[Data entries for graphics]
_ _ _
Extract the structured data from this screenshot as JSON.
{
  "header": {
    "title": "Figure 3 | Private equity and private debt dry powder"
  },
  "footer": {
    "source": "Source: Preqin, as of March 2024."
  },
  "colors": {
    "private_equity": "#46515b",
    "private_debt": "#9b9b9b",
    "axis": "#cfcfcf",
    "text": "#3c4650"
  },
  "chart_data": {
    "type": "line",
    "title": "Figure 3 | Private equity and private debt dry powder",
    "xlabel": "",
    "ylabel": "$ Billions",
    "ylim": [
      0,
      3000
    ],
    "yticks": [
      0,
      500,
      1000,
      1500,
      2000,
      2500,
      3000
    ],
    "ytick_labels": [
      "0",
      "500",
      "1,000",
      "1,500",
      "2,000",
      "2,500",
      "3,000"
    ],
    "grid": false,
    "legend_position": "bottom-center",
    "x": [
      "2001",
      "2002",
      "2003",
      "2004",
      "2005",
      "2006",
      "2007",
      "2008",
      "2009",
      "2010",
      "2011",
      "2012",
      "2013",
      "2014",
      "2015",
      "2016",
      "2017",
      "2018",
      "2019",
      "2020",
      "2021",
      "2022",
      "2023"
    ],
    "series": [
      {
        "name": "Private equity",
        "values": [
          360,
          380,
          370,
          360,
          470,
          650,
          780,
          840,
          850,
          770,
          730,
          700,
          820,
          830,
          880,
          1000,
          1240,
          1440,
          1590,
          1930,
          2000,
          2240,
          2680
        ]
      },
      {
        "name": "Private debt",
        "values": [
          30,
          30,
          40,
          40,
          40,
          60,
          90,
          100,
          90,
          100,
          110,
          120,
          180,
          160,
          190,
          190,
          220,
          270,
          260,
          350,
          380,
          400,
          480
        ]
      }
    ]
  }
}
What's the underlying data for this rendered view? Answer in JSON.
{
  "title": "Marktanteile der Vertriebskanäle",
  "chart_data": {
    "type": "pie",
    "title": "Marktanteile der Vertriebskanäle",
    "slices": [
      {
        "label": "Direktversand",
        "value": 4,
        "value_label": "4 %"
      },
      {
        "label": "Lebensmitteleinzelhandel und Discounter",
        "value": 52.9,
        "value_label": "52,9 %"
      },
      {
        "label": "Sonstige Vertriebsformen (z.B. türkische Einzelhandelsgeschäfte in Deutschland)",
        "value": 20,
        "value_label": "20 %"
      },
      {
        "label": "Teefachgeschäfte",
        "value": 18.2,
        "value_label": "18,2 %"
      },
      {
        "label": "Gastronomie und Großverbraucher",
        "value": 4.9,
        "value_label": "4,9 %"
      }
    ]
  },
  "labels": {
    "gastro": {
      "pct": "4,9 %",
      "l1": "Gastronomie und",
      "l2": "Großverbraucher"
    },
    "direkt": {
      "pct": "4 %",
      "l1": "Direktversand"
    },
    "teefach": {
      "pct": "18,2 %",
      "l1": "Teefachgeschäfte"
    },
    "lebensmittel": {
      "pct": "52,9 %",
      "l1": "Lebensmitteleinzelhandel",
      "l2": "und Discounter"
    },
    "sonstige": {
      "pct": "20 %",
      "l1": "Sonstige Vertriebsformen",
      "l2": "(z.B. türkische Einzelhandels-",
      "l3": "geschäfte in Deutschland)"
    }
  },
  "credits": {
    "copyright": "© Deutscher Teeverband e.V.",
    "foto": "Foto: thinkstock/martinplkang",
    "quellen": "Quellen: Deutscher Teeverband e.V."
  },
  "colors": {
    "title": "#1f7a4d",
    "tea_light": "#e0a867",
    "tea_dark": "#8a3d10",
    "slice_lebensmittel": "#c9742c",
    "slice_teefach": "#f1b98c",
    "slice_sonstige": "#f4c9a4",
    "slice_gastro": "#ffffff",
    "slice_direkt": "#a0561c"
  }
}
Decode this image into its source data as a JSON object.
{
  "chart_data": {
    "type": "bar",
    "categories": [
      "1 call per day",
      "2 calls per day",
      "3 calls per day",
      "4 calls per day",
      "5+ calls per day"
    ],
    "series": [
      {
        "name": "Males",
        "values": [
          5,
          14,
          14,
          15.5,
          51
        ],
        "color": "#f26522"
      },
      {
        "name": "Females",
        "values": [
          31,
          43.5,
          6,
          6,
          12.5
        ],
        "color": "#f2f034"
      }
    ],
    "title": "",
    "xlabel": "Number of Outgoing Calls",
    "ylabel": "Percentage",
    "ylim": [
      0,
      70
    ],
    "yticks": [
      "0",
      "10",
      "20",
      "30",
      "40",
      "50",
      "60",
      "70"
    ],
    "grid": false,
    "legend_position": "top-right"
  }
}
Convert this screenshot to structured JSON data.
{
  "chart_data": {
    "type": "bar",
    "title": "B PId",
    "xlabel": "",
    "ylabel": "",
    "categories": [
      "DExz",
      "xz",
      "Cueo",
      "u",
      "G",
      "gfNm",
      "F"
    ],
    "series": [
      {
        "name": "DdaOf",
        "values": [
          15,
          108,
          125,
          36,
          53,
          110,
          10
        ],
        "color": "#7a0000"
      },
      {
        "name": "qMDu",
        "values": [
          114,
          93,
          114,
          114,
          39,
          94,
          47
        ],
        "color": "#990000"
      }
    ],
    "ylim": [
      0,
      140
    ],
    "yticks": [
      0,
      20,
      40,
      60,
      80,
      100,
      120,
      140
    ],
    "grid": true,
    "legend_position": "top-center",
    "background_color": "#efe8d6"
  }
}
_ _ _
[Your instructions]:
Starting from the line with "Decode this image" and ending with the final line of the data, quote every line exactly, both ends included.

[Complete output]:
Decode this image into its source data as a JSON object.
{
  "chart_data": {
    "type": "bar",
    "categories": [
      "1 call per day",
      "2 calls per day",
      "3 calls per day",
      "4 calls per day",
      "5+ calls per day"
    ],
    "series": [
      {
        "name": "Males",
        "values": [
          5,
          14,
          14,
          15.5,
          51
        ],
        "color": "#f26522"
      },
      {
        "name": "Females",
        "values": [
          31,
          43.5,
          6,
          6,
          12.5
        ],
        "color": "#f2f034"
      }
    ],
    "title": "",
    "xlabel": "Number of Outgoing Calls",
    "ylabel": "Percentage",
    "ylim": [
      0,
      70
    ],
    "yticks": [
      "0",
      "10",
      "20",
      "30",
      "40",
      "50",
      "60",
      "70"
    ],
    "grid": false,
    "legend_position": "top-right"
  }
}
Convert this screenshot to structured JSON data.
{
  "chart_data": {
    "type": "bar",
    "title": "B PId",
    "xlabel": "",
    "ylabel": "",
    "categories": [
      "DExz",
      "xz",
      "Cueo",
      "u",
      "G",
      "gfNm",
      "F"
    ],
    "series": [
      {
        "name": "DdaOf",
        "values": [
          15,
          108,
          125,
          36,
          53,
          110,
          10
        ],
        "color": "#7a0000"
      },
      {
        "name": "qMDu",
        "values": [
          114,
          93,
          114,
          114,
          39,
          94,
          47
        ],
        "color": "#990000"
      }
    ],
    "ylim": [
      0,
      140
    ],
    "yticks": [
      0,
      20,
      40,
      60,
      80,
      100,
      120,
      140
    ],
    "grid": true,
    "legend_position": "top-center",
    "background_color": "#efe8d6"
  }
}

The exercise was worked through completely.